Data entries:
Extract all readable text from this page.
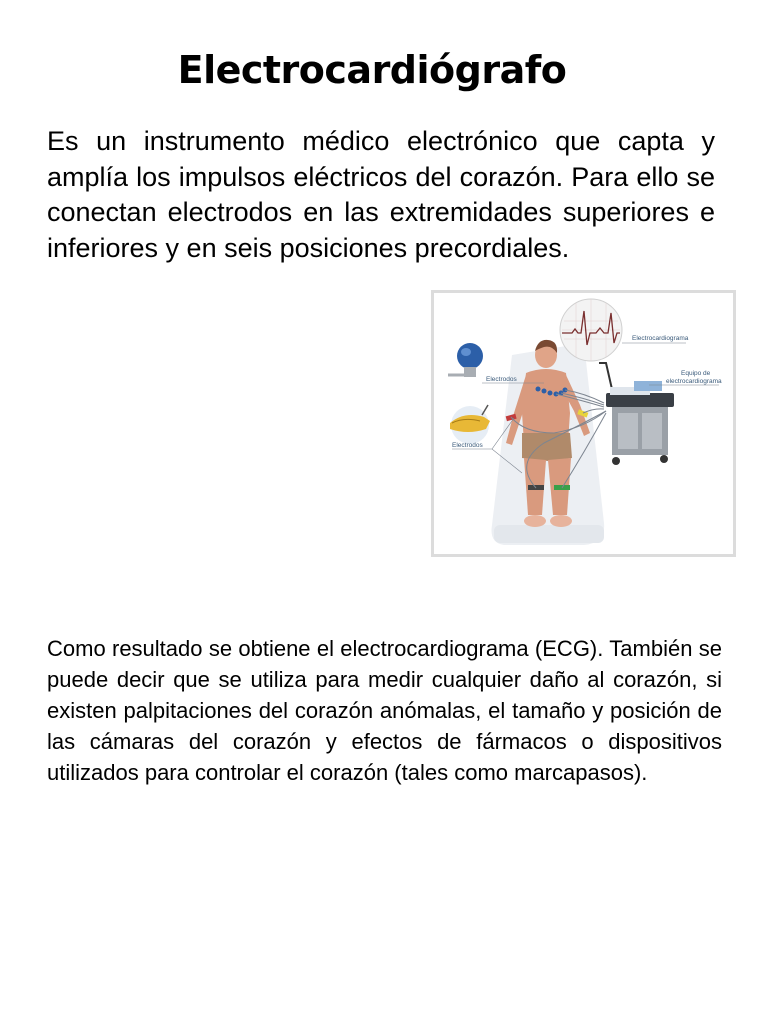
Electrocardiógrafo

Es un instrumento médico electrónico que capta y amplía los impulsos eléctricos del corazón. Para ello se conectan electrodos en las extremidades superiores e inferiores y en seis posiciones precordiales.

Electrocardiograma
Equipo de
electrocardiograma
Electrodos
Electrodos

Como resultado se obtiene el electrocardiograma (ECG). También se puede decir que se utiliza para medir cualquier daño al corazón, si existen palpitaciones del corazón anómalas, el tamaño y posición de las cámaras del corazón y efectos de fármacos o dispositivos utilizados para controlar el corazón (tales como marcapasos).
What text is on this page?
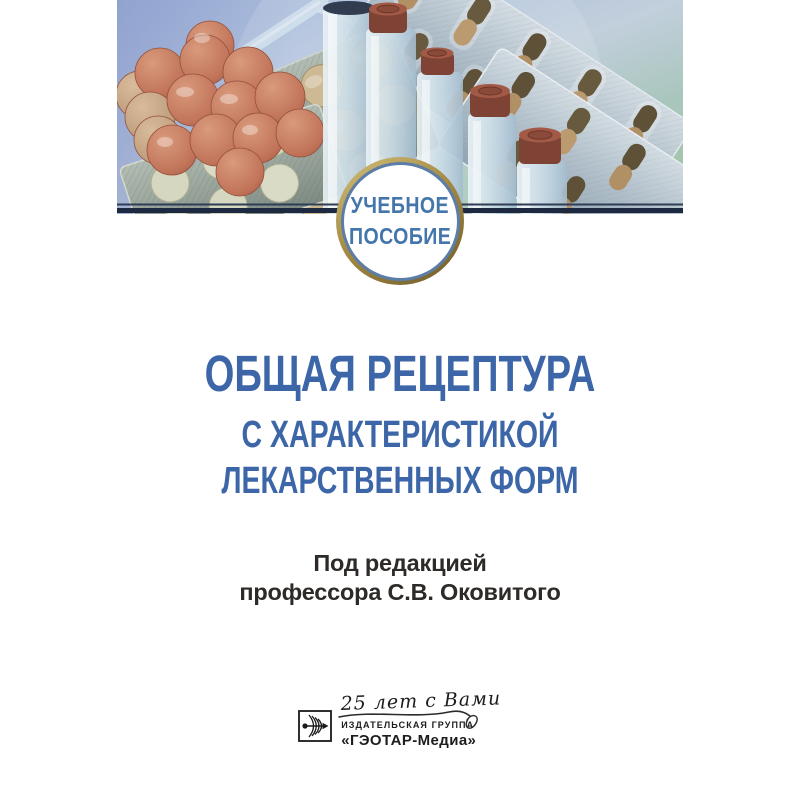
УЧЕБНОЕ
ПОСОБИЕ
ОБЩАЯ РЕЦЕПТУРА
С ХАРАКТЕРИСТИКОЙ
ЛЕКАРСТВЕННЫХ ФОРМ
Под редакцией
профессора С.В. Оковитого
25 лет с Вами
ИЗДАТЕЛЬСКАЯ ГРУППА
«ГЭОТАР-Медиа»
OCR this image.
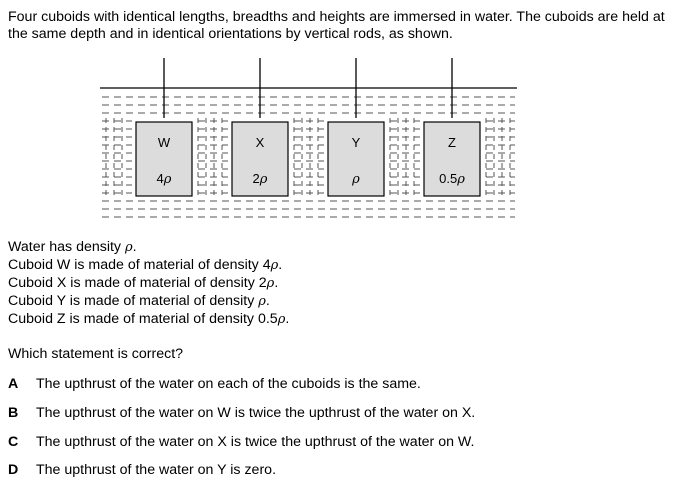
Four cuboids with identical lengths, breadths and heights are immersed in water. The cuboids are held at the same depth and in identical orientations by vertical rods, as shown.

W
4ρ
X
2ρ
Y
ρ
Z
0.5ρ

Water has density ρ.

Cuboid W is made of material of density 4ρ.

Cuboid X is made of material of density 2ρ.

Cuboid Y is made of material of density ρ.

Cuboid Z is made of material of density 0.5ρ.

Which statement is correct?

A The upthrust of the water on each of the cuboids is the same.
B The upthrust of the water on W is twice the upthrust of the water on X.
C The upthrust of the water on X is twice the upthrust of the water on W.
D The upthrust of the water on Y is zero.
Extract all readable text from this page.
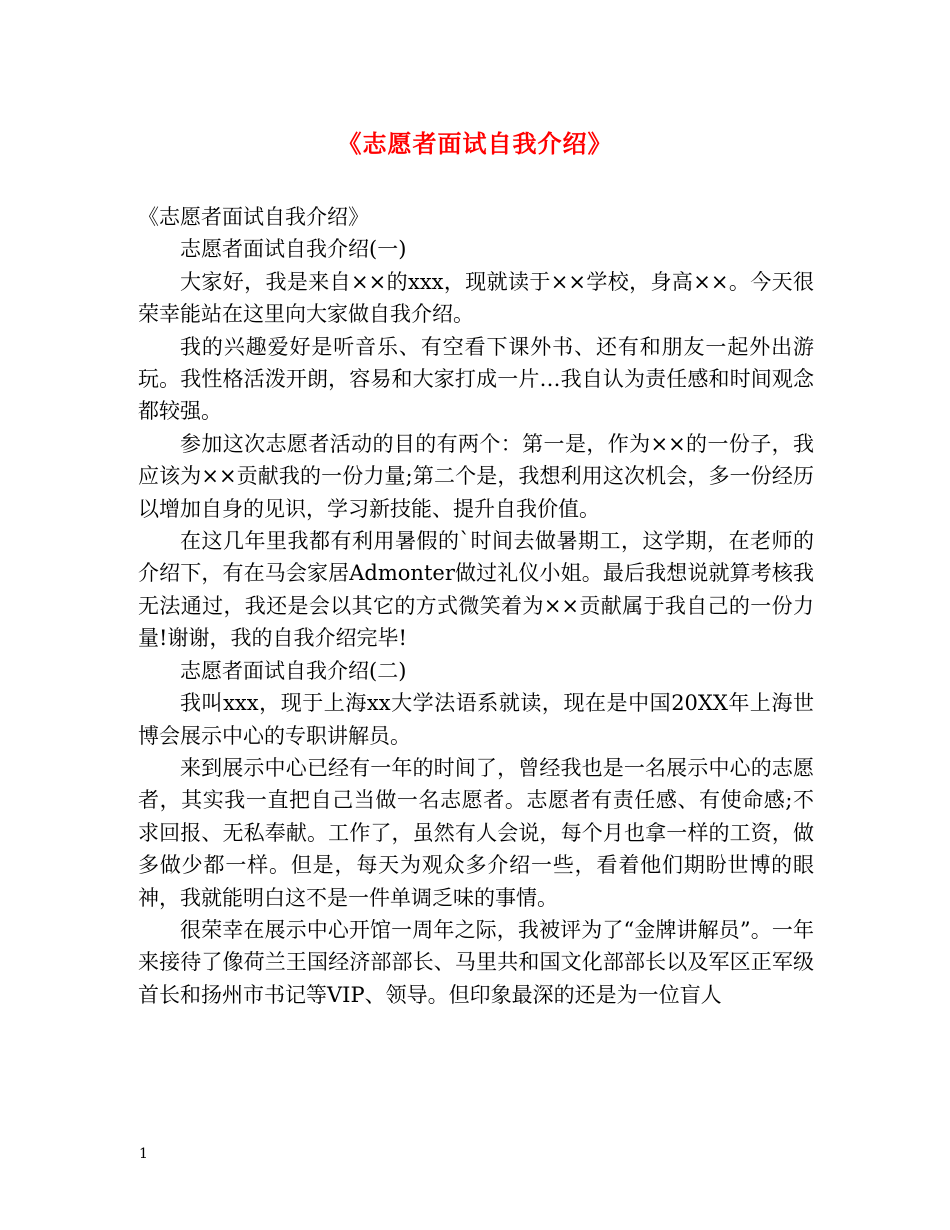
《志愿者面试自我介绍》

《志愿者面试自我介绍》

志愿者面试自我介绍(一)

大家好，我是来自××的xxx，现就读于××学校，身高××。今天很荣幸能站在这里向大家做自我介绍。

我的兴趣爱好是听音乐、有空看下课外书、还有和朋友一起外出游玩。我性格活泼开朗，容易和大家打成一片…我自认为责任感和时间观念都较强。

参加这次志愿者活动的目的有两个：第一是，作为××的一份子，我应该为××贡献我的一份力量;第二个是，我想利用这次机会，多一份经历以增加自身的见识，学习新技能、提升自我价值。

在这几年里我都有利用暑假的`时间去做暑期工，这学期，在老师的介绍下，有在马会家居Admonter做过礼仪小姐。最后我想说就算考核我无法通过，我还是会以其它的方式微笑着为××贡献属于我自己的一份力量!谢谢，我的自我介绍完毕!

志愿者面试自我介绍(二)

我叫xxx，现于上海xx大学法语系就读，现在是中国20XX年上海世博会展示中心的专职讲解员。

来到展示中心已经有一年的时间了，曾经我也是一名展示中心的志愿者，其实我一直把自己当做一名志愿者。志愿者有责任感、有使命感;不求回报、无私奉献。工作了，虽然有人会说，每个月也拿一样的工资，做多做少都一样。但是，每天为观众多介绍一些，看着他们期盼世博的眼神，我就能明白这不是一件单调乏味的事情。

很荣幸在展示中心开馆一周年之际，我被评为了“金牌讲解员”。一年来接待了像荷兰王国经济部部长、马里共和国文化部部长以及军区正军级首长和扬州市书记等VIP、领导。但印象最深的还是为一位盲人

1
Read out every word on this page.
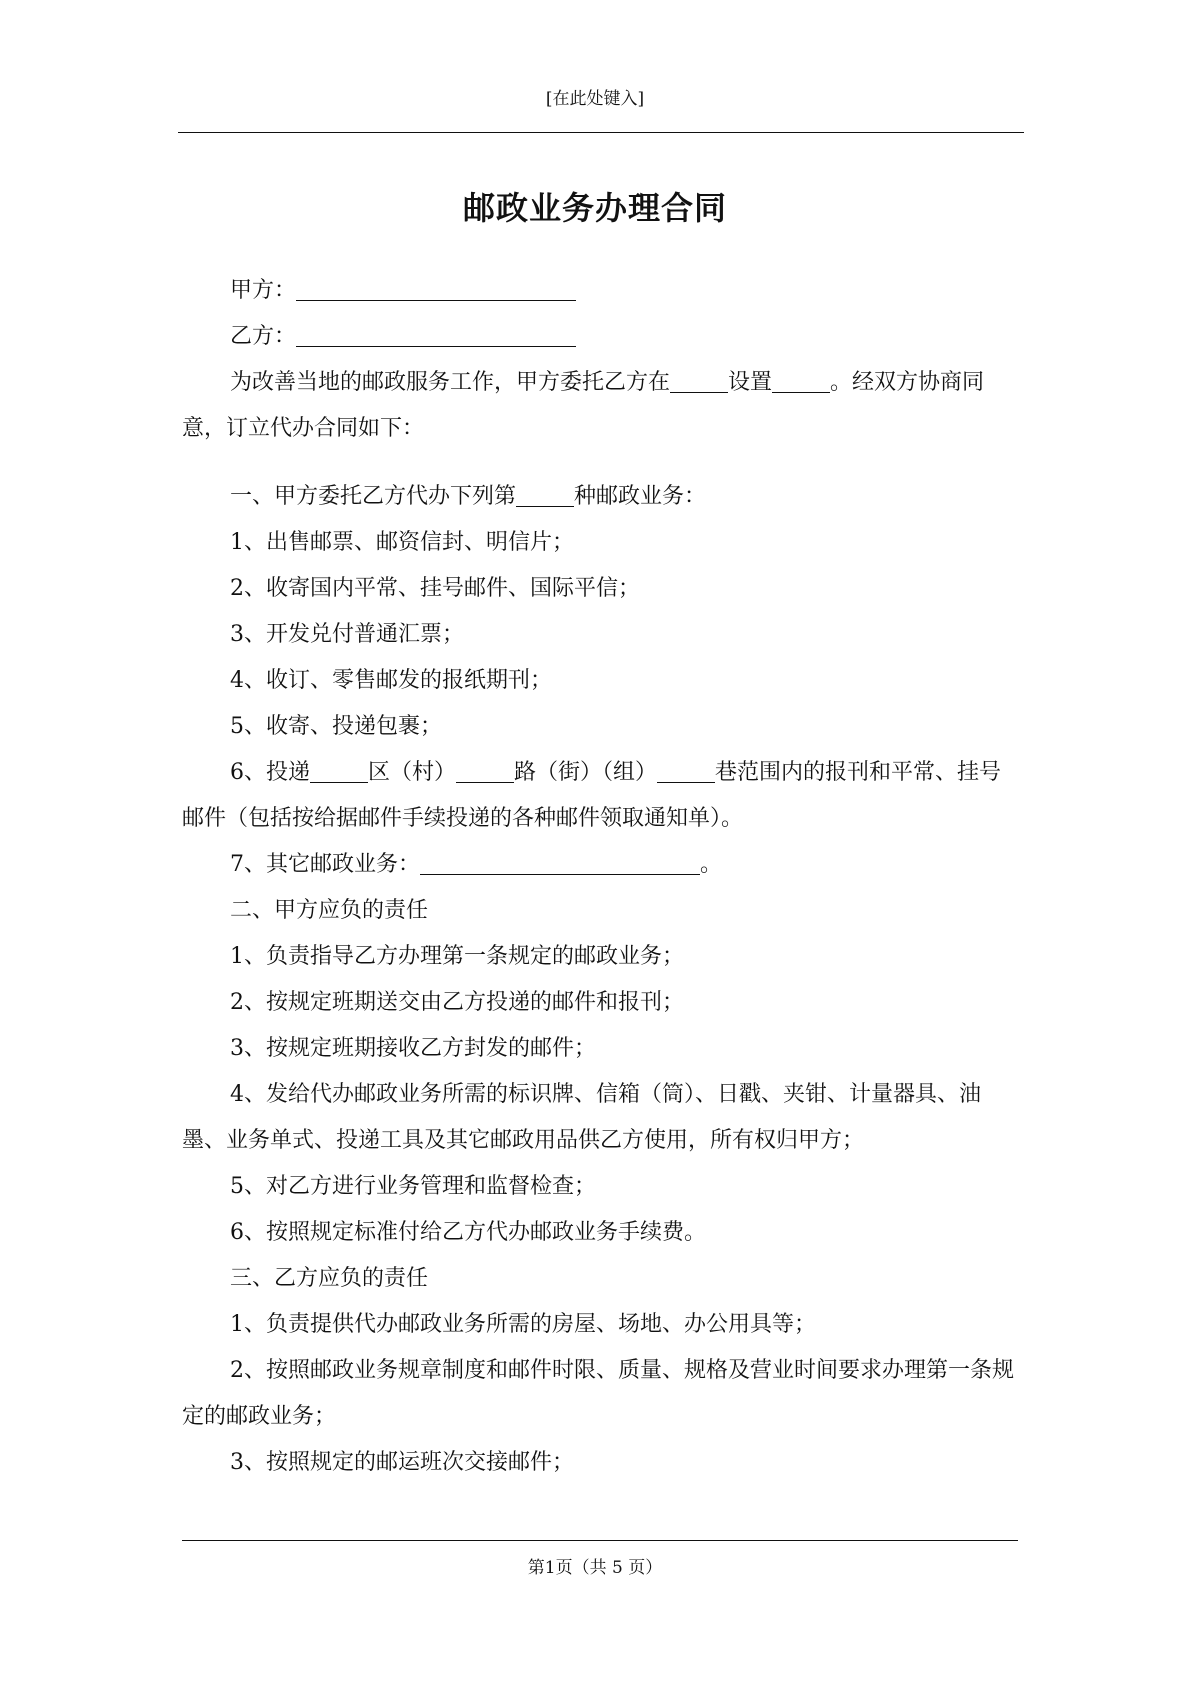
[在此处键入]
邮政业务办理合同

甲方：

乙方：

为改善当地的邮政服务工作，甲方委托乙方在	设置	。经双方协商同意，订立代办合同如下：

一、甲方委托乙方代办下列第	种邮政业务：

1、出售邮票、邮资信封、明信片；

2、收寄国内平常、挂号邮件、国际平信；

3、开发兑付普通汇票；

4、收订、零售邮发的报纸期刊；

5、收寄、投递包裹；

6、投递	区（村）	路（街）（组）	巷范围内的报刊和平常、挂号邮件（包括按给据邮件手续投递的各种邮件领取通知单）。

7、其它邮政业务：	。

二、甲方应负的责任

1、负责指导乙方办理第一条规定的邮政业务；

2、按规定班期送交由乙方投递的邮件和报刊；

3、按规定班期接收乙方封发的邮件；

4、发给代办邮政业务所需的标识牌、信箱（筒）、日戳、夹钳、计量器具、油墨、业务单式、投递工具及其它邮政用品供乙方使用，所有权归甲方；

5、对乙方进行业务管理和监督检查；

6、按照规定标准付给乙方代办邮政业务手续费。

三、乙方应负的责任

1、负责提供代办邮政业务所需的房屋、场地、办公用具等；

2、按照邮政业务规章制度和邮件时限、质量、规格及营业时间要求办理第一条规定的邮政业务；

3、按照规定的邮运班次交接邮件；

第1页（共 5 页）
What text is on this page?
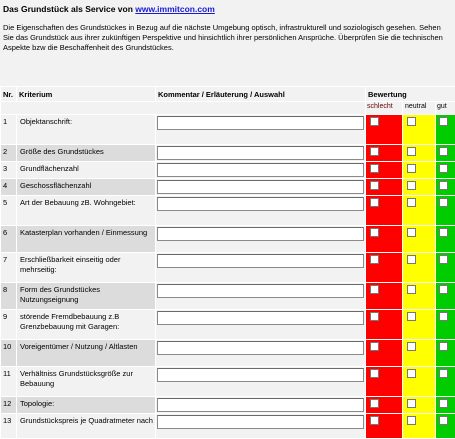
Das Grundstück als Service von www.immitcon.com
Die Eigenschaften des Grundstückes in Bezug auf die nächste Umgebung optisch, infrastrukturell und soziologisch gesehen. Sehen Sie das Grundstück aus ihrer zukünftigen Perspektive und hinsichtlich ihrer persönlichen Ansprüche. Überprüfen Sie die technischen Aspekte bzw die Beschaffenheit des Grundstückes.
Nr.	Kriterium	Kommentar / Erläuterung / Auswahl	Bewertung		
			schlecht	neutral	gut
1	Objektanschrift:	

2	Größe des Grundstückes	

3	Grundflächenzahl	

4	Geschossflächenzahl	

5	Art der Bebauung zB. Wohngebiet:	

6	Katasterplan vorhanden / Einmessung	

7	Erschließbarkeit einseitig oder mehrseitig:	

8	Form des Grundstückes Nutzungseignung	

9	störende Fremdbebauung z.B Grenzbebauung mit Garagen:	

10	Voreigentümer / Nutzung / Altlasten	

11	Verhältniss Grundstücksgröße zur Bebauung	

12	Topologie:	

13	Grundstückspreis je Quadratmeter nach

#### Stated exercise
Show each line of the data that contains the string "density".

#### Exercise response
Water has density ρ.
Cuboid W is made of material of density 4ρ.
Cuboid X is made of material of density 2ρ.
Cuboid Y is made of material of density ρ.
Cuboid Z is made of material of density 0.5ρ.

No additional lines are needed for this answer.